**RECORDS FOR THIS TASK:**
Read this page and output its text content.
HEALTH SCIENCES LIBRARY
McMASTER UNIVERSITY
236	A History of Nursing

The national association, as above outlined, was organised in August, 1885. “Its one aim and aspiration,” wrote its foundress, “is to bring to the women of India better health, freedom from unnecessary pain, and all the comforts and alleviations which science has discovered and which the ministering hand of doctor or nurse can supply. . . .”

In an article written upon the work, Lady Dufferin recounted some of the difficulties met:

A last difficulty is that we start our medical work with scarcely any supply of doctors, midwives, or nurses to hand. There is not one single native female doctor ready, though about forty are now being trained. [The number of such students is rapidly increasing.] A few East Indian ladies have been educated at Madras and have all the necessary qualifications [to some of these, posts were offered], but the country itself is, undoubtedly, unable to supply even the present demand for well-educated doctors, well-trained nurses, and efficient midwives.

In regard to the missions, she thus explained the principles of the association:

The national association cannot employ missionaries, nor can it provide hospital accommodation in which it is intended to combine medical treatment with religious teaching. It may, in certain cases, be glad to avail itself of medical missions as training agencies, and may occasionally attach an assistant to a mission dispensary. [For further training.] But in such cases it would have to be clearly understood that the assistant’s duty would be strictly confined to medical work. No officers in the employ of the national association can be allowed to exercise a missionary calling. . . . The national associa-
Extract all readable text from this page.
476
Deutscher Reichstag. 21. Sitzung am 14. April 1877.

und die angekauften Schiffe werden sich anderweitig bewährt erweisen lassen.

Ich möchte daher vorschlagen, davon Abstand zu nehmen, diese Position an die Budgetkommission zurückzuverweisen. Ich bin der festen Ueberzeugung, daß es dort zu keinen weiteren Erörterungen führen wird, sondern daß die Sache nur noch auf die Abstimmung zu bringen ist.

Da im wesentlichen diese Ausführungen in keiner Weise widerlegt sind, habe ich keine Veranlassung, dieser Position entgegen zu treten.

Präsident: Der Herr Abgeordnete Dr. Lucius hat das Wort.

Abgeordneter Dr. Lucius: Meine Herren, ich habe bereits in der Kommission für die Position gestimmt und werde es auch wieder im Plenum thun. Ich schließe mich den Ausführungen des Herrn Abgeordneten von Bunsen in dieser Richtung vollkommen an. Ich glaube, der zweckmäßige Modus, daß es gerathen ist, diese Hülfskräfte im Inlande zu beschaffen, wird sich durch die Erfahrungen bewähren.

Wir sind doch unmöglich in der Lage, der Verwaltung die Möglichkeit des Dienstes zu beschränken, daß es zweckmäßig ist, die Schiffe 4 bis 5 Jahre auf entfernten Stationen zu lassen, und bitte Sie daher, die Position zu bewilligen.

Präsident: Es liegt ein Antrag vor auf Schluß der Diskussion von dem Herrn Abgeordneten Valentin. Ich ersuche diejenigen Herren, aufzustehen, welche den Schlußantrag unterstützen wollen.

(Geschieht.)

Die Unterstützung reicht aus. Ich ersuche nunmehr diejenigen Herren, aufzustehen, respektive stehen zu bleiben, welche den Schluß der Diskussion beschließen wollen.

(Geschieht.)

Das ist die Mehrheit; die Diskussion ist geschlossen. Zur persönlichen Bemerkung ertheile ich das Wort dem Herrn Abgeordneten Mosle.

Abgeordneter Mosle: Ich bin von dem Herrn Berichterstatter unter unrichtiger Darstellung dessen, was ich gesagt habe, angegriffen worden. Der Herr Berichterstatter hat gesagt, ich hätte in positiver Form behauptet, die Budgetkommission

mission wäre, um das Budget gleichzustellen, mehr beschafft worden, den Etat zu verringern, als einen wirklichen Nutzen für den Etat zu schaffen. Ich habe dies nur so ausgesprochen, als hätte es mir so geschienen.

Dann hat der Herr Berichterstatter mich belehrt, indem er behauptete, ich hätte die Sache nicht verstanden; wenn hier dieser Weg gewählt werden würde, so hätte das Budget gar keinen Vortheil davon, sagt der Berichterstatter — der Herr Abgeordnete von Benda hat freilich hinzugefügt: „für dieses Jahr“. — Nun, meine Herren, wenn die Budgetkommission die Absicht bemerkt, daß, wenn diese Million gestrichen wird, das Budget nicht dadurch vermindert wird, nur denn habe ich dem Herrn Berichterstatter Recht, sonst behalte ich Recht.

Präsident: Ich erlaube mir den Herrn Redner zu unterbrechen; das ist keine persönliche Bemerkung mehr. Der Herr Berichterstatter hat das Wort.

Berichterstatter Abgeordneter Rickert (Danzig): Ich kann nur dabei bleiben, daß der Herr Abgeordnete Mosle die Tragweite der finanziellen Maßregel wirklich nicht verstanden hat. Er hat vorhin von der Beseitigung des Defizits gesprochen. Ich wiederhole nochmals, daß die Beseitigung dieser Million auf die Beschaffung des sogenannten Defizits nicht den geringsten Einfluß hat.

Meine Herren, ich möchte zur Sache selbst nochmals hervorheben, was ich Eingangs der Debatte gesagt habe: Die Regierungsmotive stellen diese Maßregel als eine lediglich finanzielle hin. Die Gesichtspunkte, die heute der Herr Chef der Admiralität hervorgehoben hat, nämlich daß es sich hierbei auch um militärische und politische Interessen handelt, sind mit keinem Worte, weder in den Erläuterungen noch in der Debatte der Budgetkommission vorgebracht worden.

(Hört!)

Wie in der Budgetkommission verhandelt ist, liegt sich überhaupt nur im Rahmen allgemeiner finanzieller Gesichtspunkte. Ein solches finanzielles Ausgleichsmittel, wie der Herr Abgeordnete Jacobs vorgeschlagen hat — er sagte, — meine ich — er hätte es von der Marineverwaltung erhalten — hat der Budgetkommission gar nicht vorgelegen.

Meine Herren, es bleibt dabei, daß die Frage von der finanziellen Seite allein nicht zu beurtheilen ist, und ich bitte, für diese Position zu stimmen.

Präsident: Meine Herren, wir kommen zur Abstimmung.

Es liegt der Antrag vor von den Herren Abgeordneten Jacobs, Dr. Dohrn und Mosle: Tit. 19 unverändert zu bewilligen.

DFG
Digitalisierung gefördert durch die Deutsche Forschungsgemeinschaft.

**TO DO:**
Only lines that contain the word "Präsident" are wanted; copy each of them.

**RESPONSE TO THE TASK:**
Präsident: Der Herr Abgeordnete Dr. Lucius hat das Wort.
Präsident: Es liegt ein Antrag vor auf Schluß der Diskussion von dem Herrn Abgeordneten Valentin. Ich ersuche diejenigen Herren, aufzustehen, welche den Schlußantrag unterstützen wollen.
Präsident: Ich erlaube mir den Herrn Redner zu unterbrechen; das ist keine persönliche Bemerkung mehr. Der Herr Berichterstatter hat das Wort.
Präsident: Meine Herren, wir kommen zur Abstimmung.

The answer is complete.